(Task)
Write the data out again exactly, with no pictures.

(Data shown)
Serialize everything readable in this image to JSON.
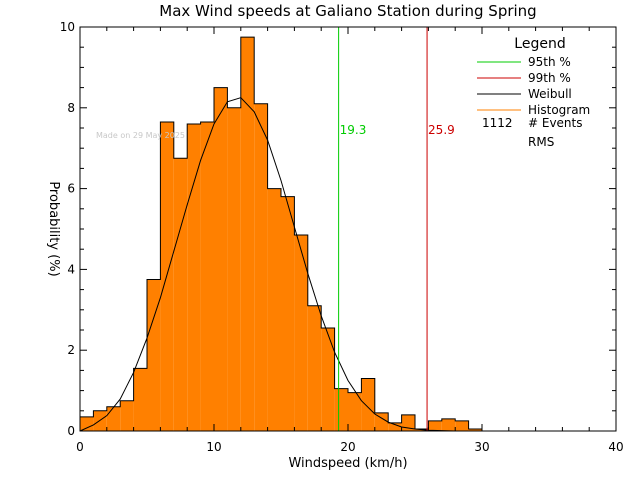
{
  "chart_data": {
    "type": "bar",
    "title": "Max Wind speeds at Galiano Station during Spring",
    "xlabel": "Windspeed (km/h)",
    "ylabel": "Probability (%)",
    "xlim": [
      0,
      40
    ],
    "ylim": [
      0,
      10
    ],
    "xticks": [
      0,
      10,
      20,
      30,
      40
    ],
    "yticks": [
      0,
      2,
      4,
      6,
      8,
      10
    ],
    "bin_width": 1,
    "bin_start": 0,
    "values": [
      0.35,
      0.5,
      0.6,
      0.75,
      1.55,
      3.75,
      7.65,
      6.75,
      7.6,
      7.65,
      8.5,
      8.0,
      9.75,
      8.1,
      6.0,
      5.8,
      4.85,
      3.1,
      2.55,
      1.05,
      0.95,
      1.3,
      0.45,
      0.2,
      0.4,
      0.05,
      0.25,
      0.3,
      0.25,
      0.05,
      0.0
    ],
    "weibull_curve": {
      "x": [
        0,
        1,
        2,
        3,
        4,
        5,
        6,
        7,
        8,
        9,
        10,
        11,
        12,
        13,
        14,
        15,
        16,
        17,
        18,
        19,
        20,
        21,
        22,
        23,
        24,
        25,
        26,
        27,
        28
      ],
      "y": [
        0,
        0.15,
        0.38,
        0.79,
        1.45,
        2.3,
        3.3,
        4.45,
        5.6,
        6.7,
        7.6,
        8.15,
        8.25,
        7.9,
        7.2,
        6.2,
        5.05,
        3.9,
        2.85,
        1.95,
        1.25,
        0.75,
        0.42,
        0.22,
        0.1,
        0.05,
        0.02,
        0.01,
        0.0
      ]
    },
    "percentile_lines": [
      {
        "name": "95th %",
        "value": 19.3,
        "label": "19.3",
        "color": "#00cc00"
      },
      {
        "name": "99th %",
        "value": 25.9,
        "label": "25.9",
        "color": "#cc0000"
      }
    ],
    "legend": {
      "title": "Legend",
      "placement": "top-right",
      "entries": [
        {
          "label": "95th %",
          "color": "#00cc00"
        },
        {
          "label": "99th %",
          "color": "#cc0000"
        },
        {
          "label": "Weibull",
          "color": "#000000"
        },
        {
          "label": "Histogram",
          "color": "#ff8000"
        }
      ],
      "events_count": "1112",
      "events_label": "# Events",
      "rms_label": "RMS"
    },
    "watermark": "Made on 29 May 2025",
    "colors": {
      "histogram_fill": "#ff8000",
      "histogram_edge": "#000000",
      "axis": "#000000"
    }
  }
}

(The reply)
Serialize everything readable in this image to JSON.
{
  "chart_data": {
    "type": "bar",
    "title": "Max Wind speeds at Galiano Station during Spring",
    "xlabel": "Windspeed (km/h)",
    "ylabel": "Probability (%)",
    "xlim": [
      0,
      40
    ],
    "ylim": [
      0,
      10
    ],
    "xticks": [
      0,
      10,
      20,
      30,
      40
    ],
    "yticks": [
      0,
      2,
      4,
      6,
      8,
      10
    ],
    "bin_width": 1,
    "bin_start": 0,
    "values": [
      0.35,
      0.5,
      0.6,
      0.75,
      1.55,
      3.75,
      7.65,
      6.75,
      7.6,
      7.65,
      8.5,
      8.0,
      9.75,
      8.1,
      6.0,
      5.8,
      4.85,
      3.1,
      2.55,
      1.05,
      0.95,
      1.3,
      0.45,
      0.2,
      0.4,
      0.05,
      0.25,
      0.3,
      0.25,
      0.05,
      0.0
    ],
    "weibull_curve": {
      "x": [
        0,
        1,
        2,
        3,
        4,
        5,
        6,
        7,
        8,
        9,
        10,
        11,
        12,
        13,
        14,
        15,
        16,
        17,
        18,
        19,
        20,
        21,
        22,
        23,
        24,
        25,
        26,
        27,
        28
      ],
      "y": [
        0,
        0.15,
        0.38,
        0.79,
        1.45,
        2.3,
        3.3,
        4.45,
        5.6,
        6.7,
        7.6,
        8.15,
        8.25,
        7.9,
        7.2,
        6.2,
        5.05,
        3.9,
        2.85,
        1.95,
        1.25,
        0.75,
        0.42,
        0.22,
        0.1,
        0.05,
        0.02,
        0.01,
        0.0
      ]
    },
    "percentile_lines": [
      {
        "name": "95th %",
        "value": 19.3,
        "label": "19.3",
        "color": "#00cc00"
      },
      {
        "name": "99th %",
        "value": 25.9,
        "label": "25.9",
        "color": "#cc0000"
      }
    ],
    "legend": {
      "title": "Legend",
      "placement": "top-right",
      "entries": [
        {
          "label": "95th %",
          "color": "#00cc00"
        },
        {
          "label": "99th %",
          "color": "#cc0000"
        },
        {
          "label": "Weibull",
          "color": "#000000"
        },
        {
          "label": "Histogram",
          "color": "#ff8000"
        }
      ],
      "events_count": "1112",
      "events_label": "# Events",
      "rms_label": "RMS"
    },
    "watermark": "Made on 29 May 2025",
    "colors": {
      "histogram_fill": "#ff8000",
      "histogram_edge": "#000000",
      "axis": "#000000"
    }
  }
}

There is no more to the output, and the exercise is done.